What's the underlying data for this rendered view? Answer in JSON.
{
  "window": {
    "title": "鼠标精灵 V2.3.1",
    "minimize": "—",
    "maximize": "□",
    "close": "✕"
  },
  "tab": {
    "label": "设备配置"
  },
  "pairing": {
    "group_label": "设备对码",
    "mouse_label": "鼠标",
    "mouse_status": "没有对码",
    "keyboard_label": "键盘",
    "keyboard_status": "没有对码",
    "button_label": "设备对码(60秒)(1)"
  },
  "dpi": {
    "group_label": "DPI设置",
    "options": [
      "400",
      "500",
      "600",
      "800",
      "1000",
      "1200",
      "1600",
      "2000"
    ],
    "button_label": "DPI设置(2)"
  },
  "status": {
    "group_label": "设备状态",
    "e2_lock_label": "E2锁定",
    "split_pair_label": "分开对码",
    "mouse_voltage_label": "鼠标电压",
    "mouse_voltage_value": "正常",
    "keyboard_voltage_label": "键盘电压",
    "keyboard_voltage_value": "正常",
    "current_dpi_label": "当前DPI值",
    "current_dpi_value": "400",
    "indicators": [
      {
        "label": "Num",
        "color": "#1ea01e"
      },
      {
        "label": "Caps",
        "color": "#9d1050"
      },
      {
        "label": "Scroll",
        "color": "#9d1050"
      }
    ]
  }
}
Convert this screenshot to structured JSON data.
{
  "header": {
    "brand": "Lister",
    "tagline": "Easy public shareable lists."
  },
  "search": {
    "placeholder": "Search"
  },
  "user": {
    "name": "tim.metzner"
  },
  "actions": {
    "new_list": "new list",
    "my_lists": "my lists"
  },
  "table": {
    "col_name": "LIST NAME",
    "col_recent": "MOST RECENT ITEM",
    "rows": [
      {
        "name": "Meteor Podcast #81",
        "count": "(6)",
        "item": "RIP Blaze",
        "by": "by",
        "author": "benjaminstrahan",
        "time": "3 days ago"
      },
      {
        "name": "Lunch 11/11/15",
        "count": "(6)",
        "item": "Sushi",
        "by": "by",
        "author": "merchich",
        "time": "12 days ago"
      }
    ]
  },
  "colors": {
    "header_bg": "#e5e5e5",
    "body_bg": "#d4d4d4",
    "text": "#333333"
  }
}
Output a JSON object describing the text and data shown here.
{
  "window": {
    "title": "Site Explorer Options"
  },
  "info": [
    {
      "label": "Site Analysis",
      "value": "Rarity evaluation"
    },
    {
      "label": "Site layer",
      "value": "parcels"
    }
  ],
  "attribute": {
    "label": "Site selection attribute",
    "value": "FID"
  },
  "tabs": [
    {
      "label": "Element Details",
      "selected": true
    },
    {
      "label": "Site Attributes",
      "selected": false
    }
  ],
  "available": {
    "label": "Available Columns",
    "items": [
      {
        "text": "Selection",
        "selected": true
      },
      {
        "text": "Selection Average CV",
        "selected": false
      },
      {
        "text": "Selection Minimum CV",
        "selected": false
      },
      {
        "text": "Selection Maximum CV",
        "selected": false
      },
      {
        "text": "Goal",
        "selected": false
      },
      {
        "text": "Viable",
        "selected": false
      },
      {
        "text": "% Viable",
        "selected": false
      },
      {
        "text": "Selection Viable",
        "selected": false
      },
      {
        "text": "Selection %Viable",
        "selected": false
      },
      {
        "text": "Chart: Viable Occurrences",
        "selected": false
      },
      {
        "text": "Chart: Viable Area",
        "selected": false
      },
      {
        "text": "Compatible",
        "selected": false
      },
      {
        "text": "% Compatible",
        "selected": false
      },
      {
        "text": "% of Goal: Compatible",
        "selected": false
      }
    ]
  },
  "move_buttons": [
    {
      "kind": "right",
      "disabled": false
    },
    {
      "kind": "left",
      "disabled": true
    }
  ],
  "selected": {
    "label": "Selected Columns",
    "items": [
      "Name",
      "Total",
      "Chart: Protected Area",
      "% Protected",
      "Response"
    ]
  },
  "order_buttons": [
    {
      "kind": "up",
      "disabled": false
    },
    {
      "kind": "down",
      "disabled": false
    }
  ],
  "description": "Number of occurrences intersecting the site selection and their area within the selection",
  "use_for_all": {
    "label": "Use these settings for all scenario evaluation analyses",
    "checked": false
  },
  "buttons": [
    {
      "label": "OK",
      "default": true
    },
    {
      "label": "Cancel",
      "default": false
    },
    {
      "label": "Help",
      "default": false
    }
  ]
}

====

Please output the complete data exactly.

■ Answer below
What's the underlying data for this rendered view? Answer in JSON.
{
  "window": {
    "title": "鼠标精灵 V2.3.1",
    "minimize": "—",
    "maximize": "□",
    "close": "✕"
  },
  "tab": {
    "label": "设备配置"
  },
  "pairing": {
    "group_label": "设备对码",
    "mouse_label": "鼠标",
    "mouse_status": "没有对码",
    "keyboard_label": "键盘",
    "keyboard_status": "没有对码",
    "button_label": "设备对码(60秒)(1)"
  },
  "dpi": {
    "group_label": "DPI设置",
    "options": [
      "400",
      "500",
      "600",
      "800",
      "1000",
      "1200",
      "1600",
      "2000"
    ],
    "button_label": "DPI设置(2)"
  },
  "status": {
    "group_label": "设备状态",
    "e2_lock_label": "E2锁定",
    "split_pair_label": "分开对码",
    "mouse_voltage_label": "鼠标电压",
    "mouse_voltage_value": "正常",
    "keyboard_voltage_label": "键盘电压",
    "keyboard_voltage_value": "正常",
    "current_dpi_label": "当前DPI值",
    "current_dpi_value": "400",
    "indicators": [
      {
        "label": "Num",
        "color": "#1ea01e"
      },
      {
        "label": "Caps",
        "color": "#9d1050"
      },
      {
        "label": "Scroll",
        "color": "#9d1050"
      }
    ]
  }
}
Convert this screenshot to structured JSON data.
{
  "header": {
    "brand": "Lister",
    "tagline": "Easy public shareable lists."
  },
  "search": {
    "placeholder": "Search"
  },
  "user": {
    "name": "tim.metzner"
  },
  "actions": {
    "new_list": "new list",
    "my_lists": "my lists"
  },
  "table": {
    "col_name": "LIST NAME",
    "col_recent": "MOST RECENT ITEM",
    "rows": [
      {
        "name": "Meteor Podcast #81",
        "count": "(6)",
        "item": "RIP Blaze",
        "by": "by",
        "author": "benjaminstrahan",
        "time": "3 days ago"
      },
      {
        "name": "Lunch 11/11/15",
        "count": "(6)",
        "item": "Sushi",
        "by": "by",
        "author": "merchich",
        "time": "12 days ago"
      }
    ]
  },
  "colors": {
    "header_bg": "#e5e5e5",
    "body_bg": "#d4d4d4",
    "text": "#333333"
  }
}
Output a JSON object describing the text and data shown here.
{
  "window": {
    "title": "Site Explorer Options"
  },
  "info": [
    {
      "label": "Site Analysis",
      "value": "Rarity evaluation"
    },
    {
      "label": "Site layer",
      "value": "parcels"
    }
  ],
  "attribute": {
    "label": "Site selection attribute",
    "value": "FID"
  },
  "tabs": [
    {
      "label": "Element Details",
      "selected": true
    },
    {
      "label": "Site Attributes",
      "selected": false
    }
  ],
  "available": {
    "label": "Available Columns",
    "items": [
      {
        "text": "Selection",
        "selected": true
      },
      {
        "text": "Selection Average CV",
        "selected": false
      },
      {
        "text": "Selection Minimum CV",
        "selected": false
      },
      {
        "text": "Selection Maximum CV",
        "selected": false
      },
      {
        "text": "Goal",
        "selected": false
      },
      {
        "text": "Viable",
        "selected": false
      },
      {
        "text": "% Viable",
        "selected": false
      },
      {
        "text": "Selection Viable",
        "selected": false
      },
      {
        "text": "Selection %Viable",
        "selected": false
      },
      {
        "text": "Chart: Viable Occurrences",
        "selected": false
      },
      {
        "text": "Chart: Viable Area",
        "selected": false
      },
      {
        "text": "Compatible",
        "selected": false
      },
      {
        "text": "% Compatible",
        "selected": false
      },
      {
        "text": "% of Goal: Compatible",
        "selected": false
      }
    ]
  },
  "move_buttons": [
    {
      "kind": "right",
      "disabled": false
    },
    {
      "kind": "left",
      "disabled": true
    }
  ],
  "selected": {
    "label": "Selected Columns",
    "items": [
      "Name",
      "Total",
      "Chart: Protected Area",
      "% Protected",
      "Response"
    ]
  },
  "order_buttons": [
    {
      "kind": "up",
      "disabled": false
    },
    {
      "kind": "down",
      "disabled": false
    }
  ],
  "description": "Number of occurrences intersecting the site selection and their area within the selection",
  "use_for_all": {
    "label": "Use these settings for all scenario evaluation analyses",
    "checked": false
  },
  "buttons": [
    {
      "label": "OK",
      "default": true
    },
    {
      "label": "Cancel",
      "default": false
    },
    {
      "label": "Help",
      "default": false
    }
  ]
}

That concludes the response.